▶ [The records]:
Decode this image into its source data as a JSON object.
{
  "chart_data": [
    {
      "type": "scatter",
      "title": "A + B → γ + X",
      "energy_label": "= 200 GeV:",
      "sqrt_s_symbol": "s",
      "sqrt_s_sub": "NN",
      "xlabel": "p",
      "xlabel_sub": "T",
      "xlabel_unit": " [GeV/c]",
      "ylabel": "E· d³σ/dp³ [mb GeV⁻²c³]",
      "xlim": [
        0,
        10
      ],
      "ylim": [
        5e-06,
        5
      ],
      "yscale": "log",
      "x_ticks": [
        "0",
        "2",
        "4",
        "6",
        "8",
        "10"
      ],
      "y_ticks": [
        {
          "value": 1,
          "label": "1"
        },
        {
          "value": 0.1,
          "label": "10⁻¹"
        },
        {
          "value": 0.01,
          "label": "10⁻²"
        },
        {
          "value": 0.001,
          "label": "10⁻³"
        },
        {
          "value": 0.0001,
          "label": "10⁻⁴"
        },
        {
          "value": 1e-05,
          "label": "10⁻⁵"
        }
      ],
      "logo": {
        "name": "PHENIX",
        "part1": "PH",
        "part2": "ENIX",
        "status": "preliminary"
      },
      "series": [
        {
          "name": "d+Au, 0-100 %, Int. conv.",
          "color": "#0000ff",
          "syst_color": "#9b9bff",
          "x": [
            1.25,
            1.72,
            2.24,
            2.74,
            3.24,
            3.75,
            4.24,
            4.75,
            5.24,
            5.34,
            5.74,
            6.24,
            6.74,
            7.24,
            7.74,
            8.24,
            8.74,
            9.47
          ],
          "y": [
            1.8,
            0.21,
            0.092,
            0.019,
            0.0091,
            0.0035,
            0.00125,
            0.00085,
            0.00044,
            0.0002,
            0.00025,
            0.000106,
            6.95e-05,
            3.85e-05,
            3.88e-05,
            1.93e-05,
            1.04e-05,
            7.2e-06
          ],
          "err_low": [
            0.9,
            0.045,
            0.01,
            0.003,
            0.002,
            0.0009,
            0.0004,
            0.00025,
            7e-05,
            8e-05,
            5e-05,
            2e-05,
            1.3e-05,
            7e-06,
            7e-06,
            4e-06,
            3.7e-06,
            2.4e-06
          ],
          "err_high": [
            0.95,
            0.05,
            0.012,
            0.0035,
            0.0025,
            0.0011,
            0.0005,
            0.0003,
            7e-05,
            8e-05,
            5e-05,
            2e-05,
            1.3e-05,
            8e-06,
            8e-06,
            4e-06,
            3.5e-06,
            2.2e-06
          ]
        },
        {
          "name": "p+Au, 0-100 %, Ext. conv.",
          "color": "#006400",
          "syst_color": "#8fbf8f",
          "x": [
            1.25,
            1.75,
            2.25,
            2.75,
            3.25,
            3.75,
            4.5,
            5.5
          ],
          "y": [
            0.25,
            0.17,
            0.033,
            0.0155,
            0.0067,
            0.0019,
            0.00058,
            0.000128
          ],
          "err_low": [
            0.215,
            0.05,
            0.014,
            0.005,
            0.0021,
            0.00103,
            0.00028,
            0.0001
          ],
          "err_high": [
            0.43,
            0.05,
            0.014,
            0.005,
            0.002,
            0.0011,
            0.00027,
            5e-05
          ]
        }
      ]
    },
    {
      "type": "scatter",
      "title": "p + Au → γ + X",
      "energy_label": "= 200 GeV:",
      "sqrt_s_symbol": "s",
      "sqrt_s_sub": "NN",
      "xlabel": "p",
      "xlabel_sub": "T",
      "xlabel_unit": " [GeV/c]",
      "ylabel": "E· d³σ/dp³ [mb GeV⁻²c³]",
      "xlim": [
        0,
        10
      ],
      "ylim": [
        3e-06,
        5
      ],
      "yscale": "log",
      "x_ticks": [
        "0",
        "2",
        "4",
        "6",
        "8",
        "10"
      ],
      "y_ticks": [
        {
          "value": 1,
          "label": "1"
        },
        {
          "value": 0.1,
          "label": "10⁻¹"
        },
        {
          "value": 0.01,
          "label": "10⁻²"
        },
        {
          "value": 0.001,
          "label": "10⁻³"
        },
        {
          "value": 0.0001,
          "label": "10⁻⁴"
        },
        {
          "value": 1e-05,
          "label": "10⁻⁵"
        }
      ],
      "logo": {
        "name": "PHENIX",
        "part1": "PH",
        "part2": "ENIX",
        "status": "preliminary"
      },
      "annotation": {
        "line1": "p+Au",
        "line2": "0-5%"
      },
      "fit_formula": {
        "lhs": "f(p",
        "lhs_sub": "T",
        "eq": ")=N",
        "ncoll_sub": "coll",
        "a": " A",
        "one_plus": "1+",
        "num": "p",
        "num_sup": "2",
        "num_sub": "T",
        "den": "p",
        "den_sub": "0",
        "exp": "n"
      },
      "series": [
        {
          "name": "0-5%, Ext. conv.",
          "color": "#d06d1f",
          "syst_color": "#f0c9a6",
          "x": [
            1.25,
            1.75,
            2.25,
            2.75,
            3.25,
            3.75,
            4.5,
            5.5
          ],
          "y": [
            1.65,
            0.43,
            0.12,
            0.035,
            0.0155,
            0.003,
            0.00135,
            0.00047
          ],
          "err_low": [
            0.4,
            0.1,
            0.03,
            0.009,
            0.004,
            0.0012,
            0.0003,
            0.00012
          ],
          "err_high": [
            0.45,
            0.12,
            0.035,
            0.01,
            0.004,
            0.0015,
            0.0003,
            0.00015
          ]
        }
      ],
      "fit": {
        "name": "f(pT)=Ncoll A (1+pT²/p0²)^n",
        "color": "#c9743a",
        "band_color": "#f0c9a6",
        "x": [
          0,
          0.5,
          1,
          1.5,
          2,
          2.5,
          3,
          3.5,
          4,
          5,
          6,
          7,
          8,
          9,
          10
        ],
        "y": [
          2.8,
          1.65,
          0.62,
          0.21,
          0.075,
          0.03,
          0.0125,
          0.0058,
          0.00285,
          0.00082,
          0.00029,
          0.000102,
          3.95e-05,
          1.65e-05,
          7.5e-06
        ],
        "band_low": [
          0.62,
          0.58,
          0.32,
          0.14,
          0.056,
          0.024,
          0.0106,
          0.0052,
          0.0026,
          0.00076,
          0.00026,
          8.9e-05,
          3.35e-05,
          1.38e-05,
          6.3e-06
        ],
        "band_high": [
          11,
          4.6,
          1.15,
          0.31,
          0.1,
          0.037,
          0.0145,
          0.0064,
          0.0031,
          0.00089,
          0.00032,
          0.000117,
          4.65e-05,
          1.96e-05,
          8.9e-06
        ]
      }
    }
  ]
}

▶ [Short exercise]:
Reproduce the data in its entirety, matching each character.

▶ [Exercise answer]:
Decode this image into its source data as a JSON object.
{
  "chart_data": [
    {
      "type": "scatter",
      "title": "A + B → γ + X",
      "energy_label": "= 200 GeV:",
      "sqrt_s_symbol": "s",
      "sqrt_s_sub": "NN",
      "xlabel": "p",
      "xlabel_sub": "T",
      "xlabel_unit": " [GeV/c]",
      "ylabel": "E· d³σ/dp³ [mb GeV⁻²c³]",
      "xlim": [
        0,
        10
      ],
      "ylim": [
        5e-06,
        5
      ],
      "yscale": "log",
      "x_ticks": [
        "0",
        "2",
        "4",
        "6",
        "8",
        "10"
      ],
      "y_ticks": [
        {
          "value": 1,
          "label": "1"
        },
        {
          "value": 0.1,
          "label": "10⁻¹"
        },
        {
          "value": 0.01,
          "label": "10⁻²"
        },
        {
          "value": 0.001,
          "label": "10⁻³"
        },
        {
          "value": 0.0001,
          "label": "10⁻⁴"
        },
        {
          "value": 1e-05,
          "label": "10⁻⁵"
        }
      ],
      "logo": {
        "name": "PHENIX",
        "part1": "PH",
        "part2": "ENIX",
        "status": "preliminary"
      },
      "series": [
        {
          "name": "d+Au, 0-100 %, Int. conv.",
          "color": "#0000ff",
          "syst_color": "#9b9bff",
          "x": [
            1.25,
            1.72,
            2.24,
            2.74,
            3.24,
            3.75,
            4.24,
            4.75,
            5.24,
            5.34,
            5.74,
            6.24,
            6.74,
            7.24,
            7.74,
            8.24,
            8.74,
            9.47
          ],
          "y": [
            1.8,
            0.21,
            0.092,
            0.019,
            0.0091,
            0.0035,
            0.00125,
            0.00085,
            0.00044,
            0.0002,
            0.00025,
            0.000106,
            6.95e-05,
            3.85e-05,
            3.88e-05,
            1.93e-05,
            1.04e-05,
            7.2e-06
          ],
          "err_low": [
            0.9,
            0.045,
            0.01,
            0.003,
            0.002,
            0.0009,
            0.0004,
            0.00025,
            7e-05,
            8e-05,
            5e-05,
            2e-05,
            1.3e-05,
            7e-06,
            7e-06,
            4e-06,
            3.7e-06,
            2.4e-06
          ],
          "err_high": [
            0.95,
            0.05,
            0.012,
            0.0035,
            0.0025,
            0.0011,
            0.0005,
            0.0003,
            7e-05,
            8e-05,
            5e-05,
            2e-05,
            1.3e-05,
            8e-06,
            8e-06,
            4e-06,
            3.5e-06,
            2.2e-06
          ]
        },
        {
          "name": "p+Au, 0-100 %, Ext. conv.",
          "color": "#006400",
          "syst_color": "#8fbf8f",
          "x": [
            1.25,
            1.75,
            2.25,
            2.75,
            3.25,
            3.75,
            4.5,
            5.5
          ],
          "y": [
            0.25,
            0.17,
            0.033,
            0.0155,
            0.0067,
            0.0019,
            0.00058,
            0.000128
          ],
          "err_low": [
            0.215,
            0.05,
            0.014,
            0.005,
            0.0021,
            0.00103,
            0.00028,
            0.0001
          ],
          "err_high": [
            0.43,
            0.05,
            0.014,
            0.005,
            0.002,
            0.0011,
            0.00027,
            5e-05
          ]
        }
      ]
    },
    {
      "type": "scatter",
      "title": "p + Au → γ + X",
      "energy_label": "= 200 GeV:",
      "sqrt_s_symbol": "s",
      "sqrt_s_sub": "NN",
      "xlabel": "p",
      "xlabel_sub": "T",
      "xlabel_unit": " [GeV/c]",
      "ylabel": "E· d³σ/dp³ [mb GeV⁻²c³]",
      "xlim": [
        0,
        10
      ],
      "ylim": [
        3e-06,
        5
      ],
      "yscale": "log",
      "x_ticks": [
        "0",
        "2",
        "4",
        "6",
        "8",
        "10"
      ],
      "y_ticks": [
        {
          "value": 1,
          "label": "1"
        },
        {
          "value": 0.1,
          "label": "10⁻¹"
        },
        {
          "value": 0.01,
          "label": "10⁻²"
        },
        {
          "value": 0.001,
          "label": "10⁻³"
        },
        {
          "value": 0.0001,
          "label": "10⁻⁴"
        },
        {
          "value": 1e-05,
          "label": "10⁻⁵"
        }
      ],
      "logo": {
        "name": "PHENIX",
        "part1": "PH",
        "part2": "ENIX",
        "status": "preliminary"
      },
      "annotation": {
        "line1": "p+Au",
        "line2": "0-5%"
      },
      "fit_formula": {
        "lhs": "f(p",
        "lhs_sub": "T",
        "eq": ")=N",
        "ncoll_sub": "coll",
        "a": " A",
        "one_plus": "1+",
        "num": "p",
        "num_sup": "2",
        "num_sub": "T",
        "den": "p",
        "den_sub": "0",
        "exp": "n"
      },
      "series": [
        {
          "name": "0-5%, Ext. conv.",
          "color": "#d06d1f",
          "syst_color": "#f0c9a6",
          "x": [
            1.25,
            1.75,
            2.25,
            2.75,
            3.25,
            3.75,
            4.5,
            5.5
          ],
          "y": [
            1.65,
            0.43,
            0.12,
            0.035,
            0.0155,
            0.003,
            0.00135,
            0.00047
          ],
          "err_low": [
            0.4,
            0.1,
            0.03,
            0.009,
            0.004,
            0.0012,
            0.0003,
            0.00012
          ],
          "err_high": [
            0.45,
            0.12,
            0.035,
            0.01,
            0.004,
            0.0015,
            0.0003,
            0.00015
          ]
        }
      ],
      "fit": {
        "name": "f(pT)=Ncoll A (1+pT²/p0²)^n",
        "color": "#c9743a",
        "band_color": "#f0c9a6",
        "x": [
          0,
          0.5,
          1,
          1.5,
          2,
          2.5,
          3,
          3.5,
          4,
          5,
          6,
          7,
          8,
          9,
          10
        ],
        "y": [
          2.8,
          1.65,
          0.62,
          0.21,
          0.075,
          0.03,
          0.0125,
          0.0058,
          0.00285,
          0.00082,
          0.00029,
          0.000102,
          3.95e-05,
          1.65e-05,
          7.5e-06
        ],
        "band_low": [
          0.62,
          0.58,
          0.32,
          0.14,
          0.056,
          0.024,
          0.0106,
          0.0052,
          0.0026,
          0.00076,
          0.00026,
          8.9e-05,
          3.35e-05,
          1.38e-05,
          6.3e-06
        ],
        "band_high": [
          11,
          4.6,
          1.15,
          0.31,
          0.1,
          0.037,
          0.0145,
          0.0064,
          0.0031,
          0.00089,
          0.00032,
          0.000117,
          4.65e-05,
          1.96e-05,
          8.9e-06
        ]
      }
    }
  ]
}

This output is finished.